» **Exercise instructions**
List every line below containing "ylabel".

» **Stored records**
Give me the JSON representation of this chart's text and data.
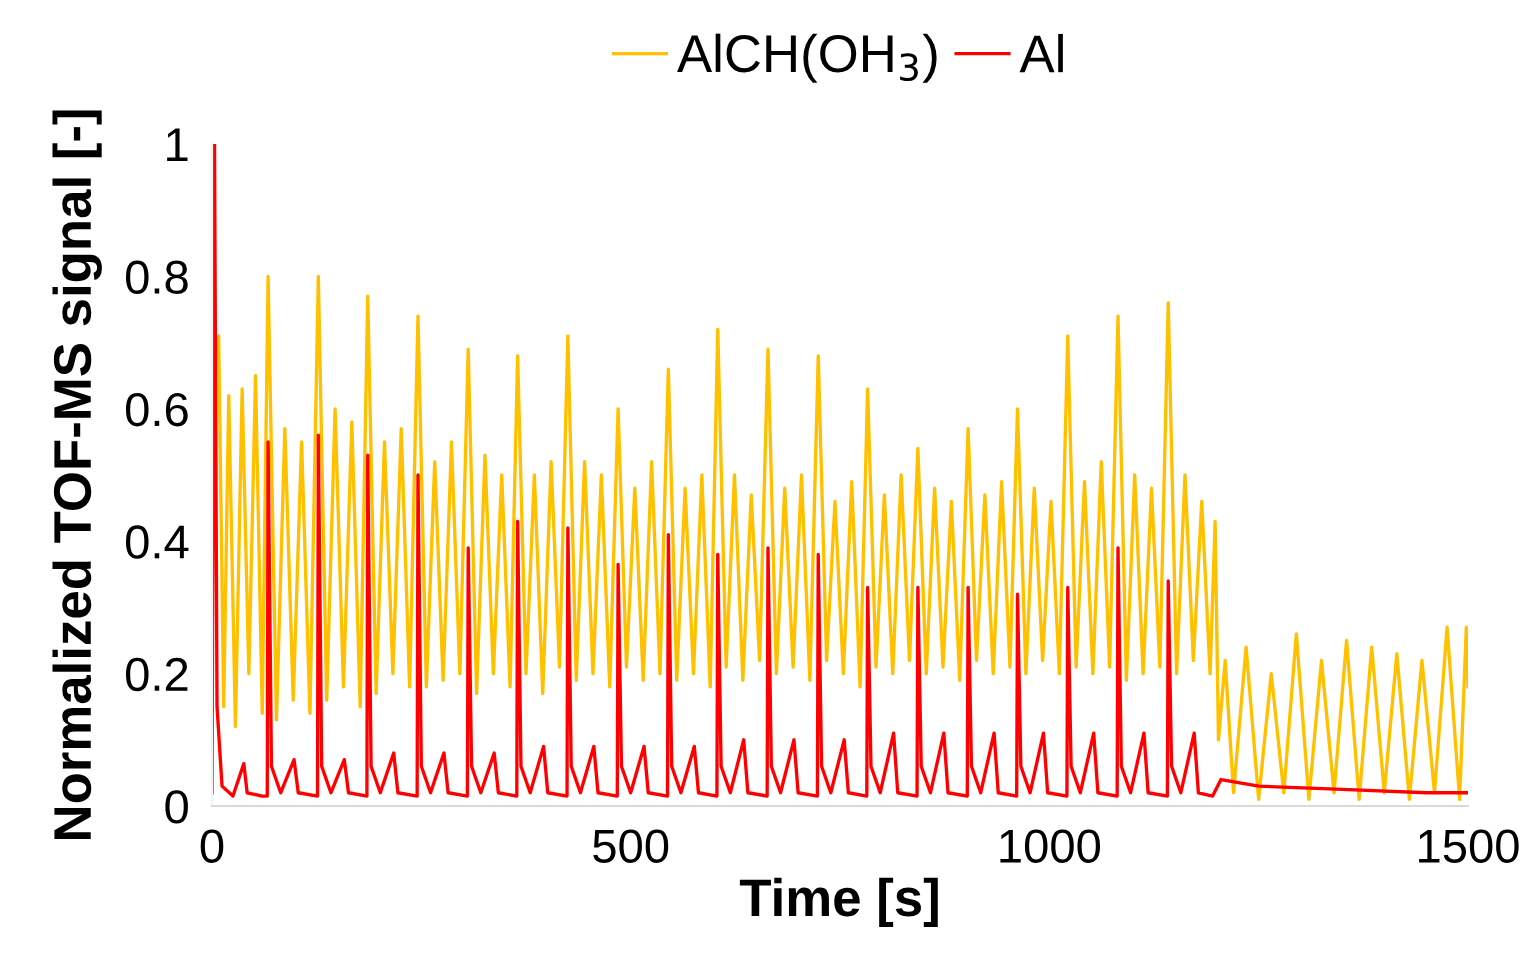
{
  "chart_data": {
    "type": "line",
    "xlabel": "Time [s]",
    "ylabel": "Normalized TOF-MS signal [-]",
    "xlim": [
      0,
      1500
    ],
    "ylim": [
      0,
      1
    ],
    "xticks": [
      0,
      500,
      1000,
      1500
    ],
    "yticks": [
      0,
      0.2,
      0.4,
      0.6,
      0.8,
      1
    ],
    "legend": "top",
    "grid": false,
    "marker": "none",
    "line_style": "solid",
    "series": [
      {
        "name": "AlCH(OH$_{3}$)",
        "color": "#ffc000",
        "x": [
          0,
          3,
          8,
          14,
          20,
          28,
          36,
          44,
          52,
          60,
          67,
          77,
          87,
          97,
          107,
          117,
          127,
          137,
          147,
          157,
          167,
          177,
          186,
          196,
          206,
          216,
          226,
          236,
          246,
          256,
          266,
          276,
          286,
          296,
          306,
          316,
          326,
          336,
          346,
          356,
          365,
          375,
          385,
          395,
          405,
          415,
          425,
          435,
          445,
          455,
          465,
          475,
          485,
          495,
          505,
          515,
          525,
          535,
          545,
          555,
          565,
          575,
          585,
          595,
          604,
          614,
          624,
          634,
          644,
          654,
          664,
          674,
          684,
          694,
          704,
          714,
          724,
          734,
          744,
          754,
          764,
          774,
          783,
          793,
          803,
          813,
          823,
          833,
          843,
          853,
          863,
          873,
          883,
          893,
          903,
          913,
          923,
          933,
          943,
          953,
          962,
          972,
          982,
          992,
          1002,
          1012,
          1022,
          1032,
          1042,
          1052,
          1062,
          1072,
          1082,
          1092,
          1102,
          1112,
          1122,
          1132,
          1142,
          1152,
          1162,
          1172,
          1182,
          1192,
          1198,
          1202,
          1210,
          1220,
          1235,
          1250,
          1265,
          1280,
          1295,
          1310,
          1325,
          1340,
          1355,
          1370,
          1385,
          1400,
          1415,
          1430,
          1445,
          1460,
          1475,
          1490,
          1498,
          1500
        ],
        "values": [
          0.3,
          0.66,
          0.71,
          0.15,
          0.62,
          0.12,
          0.63,
          0.2,
          0.65,
          0.14,
          0.8,
          0.13,
          0.57,
          0.16,
          0.55,
          0.14,
          0.8,
          0.16,
          0.6,
          0.18,
          0.58,
          0.15,
          0.77,
          0.17,
          0.55,
          0.2,
          0.57,
          0.18,
          0.74,
          0.18,
          0.52,
          0.19,
          0.55,
          0.2,
          0.69,
          0.17,
          0.53,
          0.2,
          0.5,
          0.18,
          0.68,
          0.2,
          0.5,
          0.17,
          0.52,
          0.21,
          0.71,
          0.19,
          0.52,
          0.2,
          0.5,
          0.18,
          0.6,
          0.21,
          0.48,
          0.19,
          0.52,
          0.2,
          0.66,
          0.19,
          0.48,
          0.2,
          0.5,
          0.18,
          0.72,
          0.21,
          0.5,
          0.19,
          0.47,
          0.22,
          0.69,
          0.2,
          0.48,
          0.21,
          0.5,
          0.19,
          0.68,
          0.22,
          0.46,
          0.2,
          0.49,
          0.18,
          0.63,
          0.21,
          0.47,
          0.2,
          0.5,
          0.22,
          0.54,
          0.2,
          0.48,
          0.21,
          0.46,
          0.19,
          0.57,
          0.22,
          0.47,
          0.2,
          0.49,
          0.21,
          0.6,
          0.2,
          0.48,
          0.22,
          0.46,
          0.2,
          0.71,
          0.21,
          0.49,
          0.2,
          0.52,
          0.21,
          0.74,
          0.19,
          0.5,
          0.2,
          0.48,
          0.21,
          0.76,
          0.2,
          0.5,
          0.22,
          0.46,
          0.2,
          0.43,
          0.1,
          0.22,
          0.02,
          0.24,
          0.01,
          0.2,
          0.02,
          0.26,
          0.01,
          0.22,
          0.02,
          0.25,
          0.01,
          0.24,
          0.02,
          0.23,
          0.01,
          0.22,
          0.02,
          0.27,
          0.01,
          0.27,
          0.18
        ]
      },
      {
        "name": "Al",
        "color": "#ff0000",
        "x": [
          0,
          3,
          6,
          12,
          25,
          38,
          42,
          60,
          66,
          67,
          71,
          82,
          98,
          103,
          126,
          127,
          131,
          142,
          158,
          163,
          185,
          186,
          190,
          201,
          217,
          222,
          245,
          246,
          250,
          261,
          277,
          282,
          305,
          306,
          310,
          321,
          337,
          342,
          364,
          365,
          369,
          380,
          396,
          401,
          424,
          425,
          429,
          440,
          456,
          461,
          484,
          485,
          489,
          500,
          516,
          521,
          544,
          545,
          549,
          560,
          576,
          581,
          603,
          604,
          608,
          619,
          635,
          640,
          663,
          664,
          668,
          679,
          695,
          700,
          723,
          724,
          728,
          739,
          755,
          760,
          782,
          783,
          787,
          798,
          814,
          819,
          842,
          843,
          847,
          858,
          874,
          879,
          902,
          903,
          907,
          918,
          934,
          939,
          961,
          962,
          966,
          977,
          993,
          998,
          1021,
          1022,
          1026,
          1037,
          1053,
          1058,
          1081,
          1082,
          1086,
          1097,
          1113,
          1118,
          1141,
          1142,
          1146,
          1157,
          1173,
          1178,
          1195,
          1205,
          1250,
          1350,
          1450,
          1500
        ],
        "values": [
          0.02,
          1.0,
          0.15,
          0.03,
          0.015,
          0.064,
          0.02,
          0.015,
          0.015,
          0.55,
          0.06,
          0.02,
          0.07,
          0.02,
          0.015,
          0.56,
          0.06,
          0.02,
          0.07,
          0.02,
          0.015,
          0.53,
          0.06,
          0.02,
          0.08,
          0.02,
          0.015,
          0.5,
          0.06,
          0.02,
          0.08,
          0.02,
          0.015,
          0.39,
          0.06,
          0.02,
          0.08,
          0.02,
          0.015,
          0.43,
          0.06,
          0.02,
          0.09,
          0.02,
          0.015,
          0.42,
          0.06,
          0.02,
          0.09,
          0.02,
          0.015,
          0.365,
          0.06,
          0.02,
          0.09,
          0.02,
          0.015,
          0.41,
          0.06,
          0.02,
          0.09,
          0.02,
          0.015,
          0.38,
          0.06,
          0.02,
          0.1,
          0.02,
          0.015,
          0.39,
          0.06,
          0.02,
          0.1,
          0.02,
          0.015,
          0.38,
          0.06,
          0.02,
          0.1,
          0.02,
          0.015,
          0.33,
          0.06,
          0.02,
          0.11,
          0.02,
          0.015,
          0.33,
          0.06,
          0.02,
          0.11,
          0.02,
          0.015,
          0.33,
          0.06,
          0.02,
          0.11,
          0.02,
          0.015,
          0.32,
          0.06,
          0.02,
          0.11,
          0.02,
          0.015,
          0.33,
          0.06,
          0.02,
          0.11,
          0.02,
          0.015,
          0.39,
          0.06,
          0.02,
          0.11,
          0.02,
          0.015,
          0.34,
          0.06,
          0.02,
          0.11,
          0.02,
          0.015,
          0.04,
          0.03,
          0.025,
          0.02,
          0.02
        ]
      }
    ]
  }
}
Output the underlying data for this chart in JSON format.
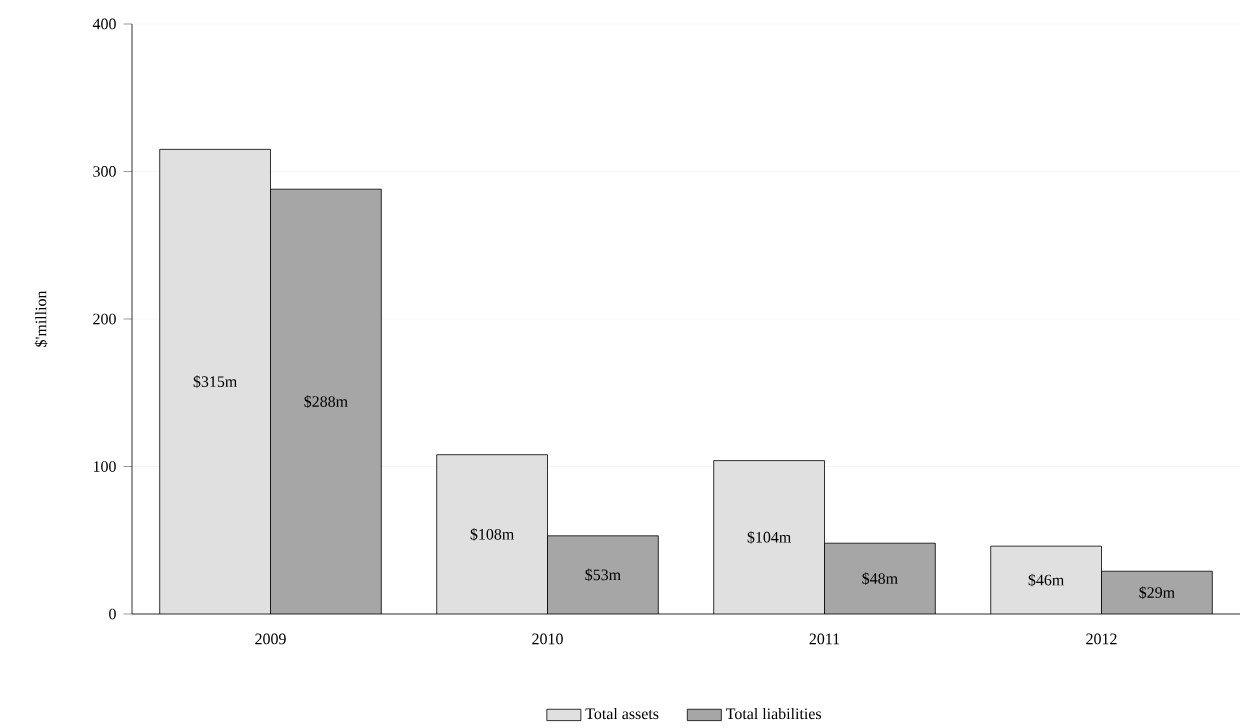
{
  "chart_data": {
    "type": "bar",
    "ylabel": "$'million",
    "categories": [
      "2009",
      "2010",
      "2011",
      "2012"
    ],
    "series": [
      {
        "name": "Total assets",
        "color": "#e0e0e0",
        "values": [
          315,
          108,
          104,
          46
        ],
        "value_labels": [
          "$315m",
          "$108m",
          "$104m",
          "$46m"
        ]
      },
      {
        "name": "Total liabilities",
        "color": "#a6a6a6",
        "values": [
          288,
          53,
          48,
          29
        ],
        "value_labels": [
          "$288m",
          "$53m",
          "$48m",
          "$29m"
        ]
      }
    ],
    "ylim": [
      0,
      400
    ],
    "yticks": [
      0,
      100,
      200,
      300,
      400
    ],
    "grid": "y",
    "legend": "bottom"
  }
}
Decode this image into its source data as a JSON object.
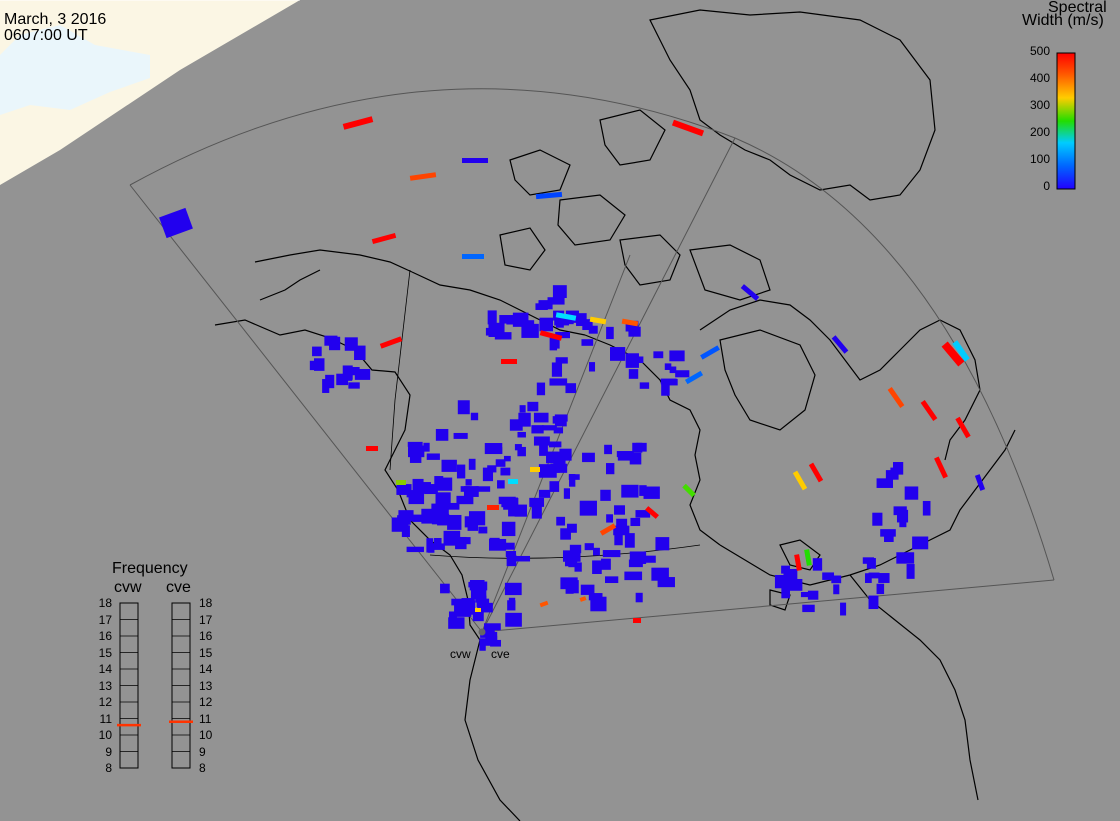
{
  "header": {
    "date": "March, 3 2016",
    "time": "0607:00 UT"
  },
  "colorbar": {
    "title_line1": "Spectral",
    "title_line2": "Width (m/s)",
    "ticks": [
      "500",
      "400",
      "300",
      "200",
      "100",
      "0"
    ],
    "colors": [
      "#ff0000",
      "#ff6600",
      "#ffcc00",
      "#22dd00",
      "#00ccff",
      "#0055ff",
      "#2200ff"
    ]
  },
  "frequency": {
    "title": "Frequency",
    "radars": [
      {
        "name": "cvw",
        "value_mhz": 10.6
      },
      {
        "name": "cve",
        "value_mhz": 10.8
      }
    ],
    "scale": [
      "18",
      "17",
      "16",
      "15",
      "14",
      "13",
      "12",
      "11",
      "10",
      "9",
      "8"
    ],
    "marker_color": "#ff3300"
  },
  "radar_labels": [
    "cvw",
    "cve"
  ],
  "colors": {
    "ocean": "#939393",
    "daylight": "#eef7fb",
    "coast": "#000000",
    "fov": "#505050",
    "echo_low": "#2200ee"
  }
}
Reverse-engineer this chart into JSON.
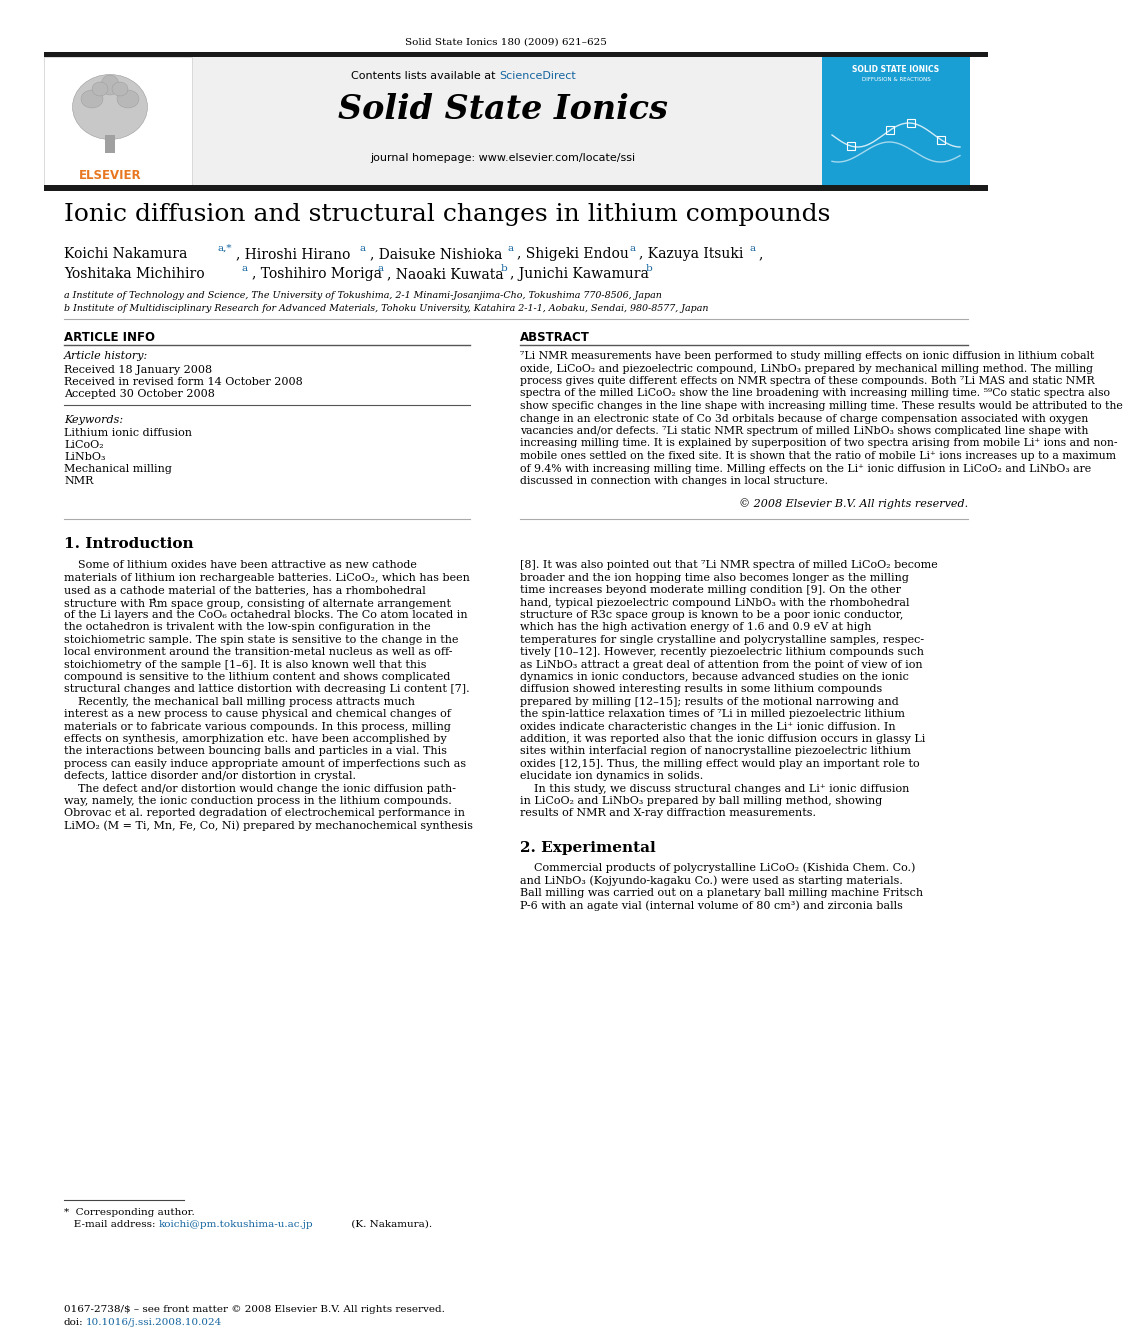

» **Output of the exercise**
    "ylabel": "Normalized TOF-MS signal [-]",
    "ylabel": "$'million",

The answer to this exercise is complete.